### Exercise task
Count every line that includes the string "this" in the entries that follow. Nothing besides the number is needed.

### Given records

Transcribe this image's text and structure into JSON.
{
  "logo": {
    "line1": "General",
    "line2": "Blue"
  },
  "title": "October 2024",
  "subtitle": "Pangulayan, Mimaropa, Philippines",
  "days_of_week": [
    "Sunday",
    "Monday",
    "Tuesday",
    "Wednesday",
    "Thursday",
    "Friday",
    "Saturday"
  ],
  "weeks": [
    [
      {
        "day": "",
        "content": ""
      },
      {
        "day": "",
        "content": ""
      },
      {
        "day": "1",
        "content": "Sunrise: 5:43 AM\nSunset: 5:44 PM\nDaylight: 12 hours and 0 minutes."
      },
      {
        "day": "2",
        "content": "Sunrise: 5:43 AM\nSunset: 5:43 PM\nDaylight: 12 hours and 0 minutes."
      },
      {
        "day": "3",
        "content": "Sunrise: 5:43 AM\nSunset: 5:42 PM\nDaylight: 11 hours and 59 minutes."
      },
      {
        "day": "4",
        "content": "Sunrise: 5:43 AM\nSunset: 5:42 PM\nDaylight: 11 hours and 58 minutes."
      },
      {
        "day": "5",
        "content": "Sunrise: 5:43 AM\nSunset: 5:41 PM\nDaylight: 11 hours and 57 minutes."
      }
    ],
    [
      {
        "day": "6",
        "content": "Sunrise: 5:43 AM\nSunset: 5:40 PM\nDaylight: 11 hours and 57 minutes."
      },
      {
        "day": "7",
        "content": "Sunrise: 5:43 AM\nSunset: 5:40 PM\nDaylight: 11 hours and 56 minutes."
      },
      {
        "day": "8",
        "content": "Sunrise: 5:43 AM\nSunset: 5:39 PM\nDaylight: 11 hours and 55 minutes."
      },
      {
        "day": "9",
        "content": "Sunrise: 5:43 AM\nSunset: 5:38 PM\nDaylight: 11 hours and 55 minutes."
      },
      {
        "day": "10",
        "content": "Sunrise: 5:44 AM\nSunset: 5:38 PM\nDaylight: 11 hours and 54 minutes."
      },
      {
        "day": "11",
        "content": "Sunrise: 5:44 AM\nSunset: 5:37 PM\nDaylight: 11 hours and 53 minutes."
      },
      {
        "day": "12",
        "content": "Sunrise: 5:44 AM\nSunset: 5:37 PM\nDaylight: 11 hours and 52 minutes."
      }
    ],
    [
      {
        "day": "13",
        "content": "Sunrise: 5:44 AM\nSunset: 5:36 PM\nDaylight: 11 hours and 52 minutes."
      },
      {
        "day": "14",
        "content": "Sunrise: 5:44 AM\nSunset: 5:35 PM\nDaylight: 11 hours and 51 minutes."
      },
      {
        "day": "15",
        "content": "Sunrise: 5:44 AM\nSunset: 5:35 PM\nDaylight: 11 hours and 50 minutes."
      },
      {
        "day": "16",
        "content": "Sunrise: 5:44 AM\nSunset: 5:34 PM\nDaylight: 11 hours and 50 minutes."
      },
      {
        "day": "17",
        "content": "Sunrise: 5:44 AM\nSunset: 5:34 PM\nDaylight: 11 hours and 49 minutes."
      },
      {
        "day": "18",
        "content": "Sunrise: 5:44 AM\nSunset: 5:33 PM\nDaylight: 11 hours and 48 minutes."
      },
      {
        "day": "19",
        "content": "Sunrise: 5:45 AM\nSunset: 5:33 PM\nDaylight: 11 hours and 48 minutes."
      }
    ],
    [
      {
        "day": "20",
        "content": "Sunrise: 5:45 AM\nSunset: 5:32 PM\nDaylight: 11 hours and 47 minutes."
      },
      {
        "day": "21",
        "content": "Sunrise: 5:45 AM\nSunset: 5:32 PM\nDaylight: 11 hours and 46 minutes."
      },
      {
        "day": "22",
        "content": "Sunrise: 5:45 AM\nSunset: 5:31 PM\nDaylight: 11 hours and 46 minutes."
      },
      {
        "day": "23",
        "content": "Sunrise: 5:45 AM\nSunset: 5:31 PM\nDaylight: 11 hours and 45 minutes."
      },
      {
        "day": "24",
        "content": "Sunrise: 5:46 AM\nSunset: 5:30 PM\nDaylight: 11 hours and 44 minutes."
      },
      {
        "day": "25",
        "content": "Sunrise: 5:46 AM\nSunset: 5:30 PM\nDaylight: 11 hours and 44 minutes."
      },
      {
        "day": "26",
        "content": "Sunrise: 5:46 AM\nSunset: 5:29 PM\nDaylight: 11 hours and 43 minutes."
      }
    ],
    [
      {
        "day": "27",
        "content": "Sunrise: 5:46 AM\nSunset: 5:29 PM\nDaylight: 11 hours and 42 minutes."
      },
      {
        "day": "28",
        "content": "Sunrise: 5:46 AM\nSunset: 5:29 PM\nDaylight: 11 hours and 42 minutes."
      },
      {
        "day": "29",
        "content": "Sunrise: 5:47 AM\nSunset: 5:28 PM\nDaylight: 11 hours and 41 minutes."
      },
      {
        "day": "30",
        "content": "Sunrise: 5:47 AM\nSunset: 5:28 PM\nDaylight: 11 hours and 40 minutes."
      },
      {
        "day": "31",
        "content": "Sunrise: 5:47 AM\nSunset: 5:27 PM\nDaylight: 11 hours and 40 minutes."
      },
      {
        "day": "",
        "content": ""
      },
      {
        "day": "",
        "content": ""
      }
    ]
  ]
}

* * *

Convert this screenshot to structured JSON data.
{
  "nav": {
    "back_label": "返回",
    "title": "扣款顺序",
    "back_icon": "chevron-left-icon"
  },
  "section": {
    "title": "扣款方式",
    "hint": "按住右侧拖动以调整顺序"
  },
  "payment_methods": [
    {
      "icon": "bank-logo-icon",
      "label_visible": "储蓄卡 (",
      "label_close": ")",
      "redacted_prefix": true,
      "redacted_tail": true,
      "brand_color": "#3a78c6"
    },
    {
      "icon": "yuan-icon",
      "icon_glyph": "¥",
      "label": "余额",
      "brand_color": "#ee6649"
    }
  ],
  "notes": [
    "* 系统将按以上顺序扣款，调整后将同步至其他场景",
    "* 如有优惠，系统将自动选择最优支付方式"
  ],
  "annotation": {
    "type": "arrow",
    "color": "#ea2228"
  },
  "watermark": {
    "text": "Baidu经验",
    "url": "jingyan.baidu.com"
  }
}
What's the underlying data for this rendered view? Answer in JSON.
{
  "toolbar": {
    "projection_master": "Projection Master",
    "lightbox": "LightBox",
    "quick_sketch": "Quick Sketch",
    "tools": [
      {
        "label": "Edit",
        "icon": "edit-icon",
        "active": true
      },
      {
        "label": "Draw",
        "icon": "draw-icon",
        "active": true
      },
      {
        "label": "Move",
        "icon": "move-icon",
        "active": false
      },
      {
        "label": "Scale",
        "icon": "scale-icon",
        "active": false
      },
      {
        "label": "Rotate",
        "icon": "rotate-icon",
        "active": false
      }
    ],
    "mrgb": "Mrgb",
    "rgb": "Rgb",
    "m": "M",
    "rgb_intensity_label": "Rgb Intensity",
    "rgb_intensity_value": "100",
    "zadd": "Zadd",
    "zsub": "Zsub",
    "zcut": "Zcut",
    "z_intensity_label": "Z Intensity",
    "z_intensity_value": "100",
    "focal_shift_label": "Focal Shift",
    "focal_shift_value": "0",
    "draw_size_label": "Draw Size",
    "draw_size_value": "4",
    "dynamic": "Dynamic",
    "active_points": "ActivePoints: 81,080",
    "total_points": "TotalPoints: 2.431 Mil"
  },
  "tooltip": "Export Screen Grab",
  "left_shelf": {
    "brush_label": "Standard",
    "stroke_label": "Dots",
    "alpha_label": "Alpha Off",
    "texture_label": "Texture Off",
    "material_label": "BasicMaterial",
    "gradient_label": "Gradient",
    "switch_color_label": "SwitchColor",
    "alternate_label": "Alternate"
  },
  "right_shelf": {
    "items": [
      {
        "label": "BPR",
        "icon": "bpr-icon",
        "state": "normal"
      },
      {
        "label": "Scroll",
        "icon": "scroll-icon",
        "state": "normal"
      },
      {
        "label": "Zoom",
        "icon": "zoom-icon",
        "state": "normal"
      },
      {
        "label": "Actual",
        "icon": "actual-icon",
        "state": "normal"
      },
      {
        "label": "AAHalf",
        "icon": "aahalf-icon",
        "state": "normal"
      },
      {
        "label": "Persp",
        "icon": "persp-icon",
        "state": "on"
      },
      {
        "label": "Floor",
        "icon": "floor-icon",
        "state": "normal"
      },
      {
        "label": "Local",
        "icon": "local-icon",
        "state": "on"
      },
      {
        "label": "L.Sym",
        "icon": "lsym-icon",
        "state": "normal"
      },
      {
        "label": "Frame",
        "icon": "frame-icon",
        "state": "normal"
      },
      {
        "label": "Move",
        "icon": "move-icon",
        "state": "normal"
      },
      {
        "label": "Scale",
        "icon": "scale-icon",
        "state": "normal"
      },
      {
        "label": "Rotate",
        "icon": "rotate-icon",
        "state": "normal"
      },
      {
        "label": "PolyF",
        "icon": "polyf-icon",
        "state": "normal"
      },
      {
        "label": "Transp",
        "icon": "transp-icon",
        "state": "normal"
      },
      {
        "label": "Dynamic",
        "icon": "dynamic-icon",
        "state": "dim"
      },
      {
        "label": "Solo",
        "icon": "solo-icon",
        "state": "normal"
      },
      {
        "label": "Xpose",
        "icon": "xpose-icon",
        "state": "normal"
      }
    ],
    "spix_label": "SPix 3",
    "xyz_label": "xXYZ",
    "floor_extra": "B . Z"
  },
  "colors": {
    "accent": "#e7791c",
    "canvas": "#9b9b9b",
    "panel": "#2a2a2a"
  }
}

### Finished answer
3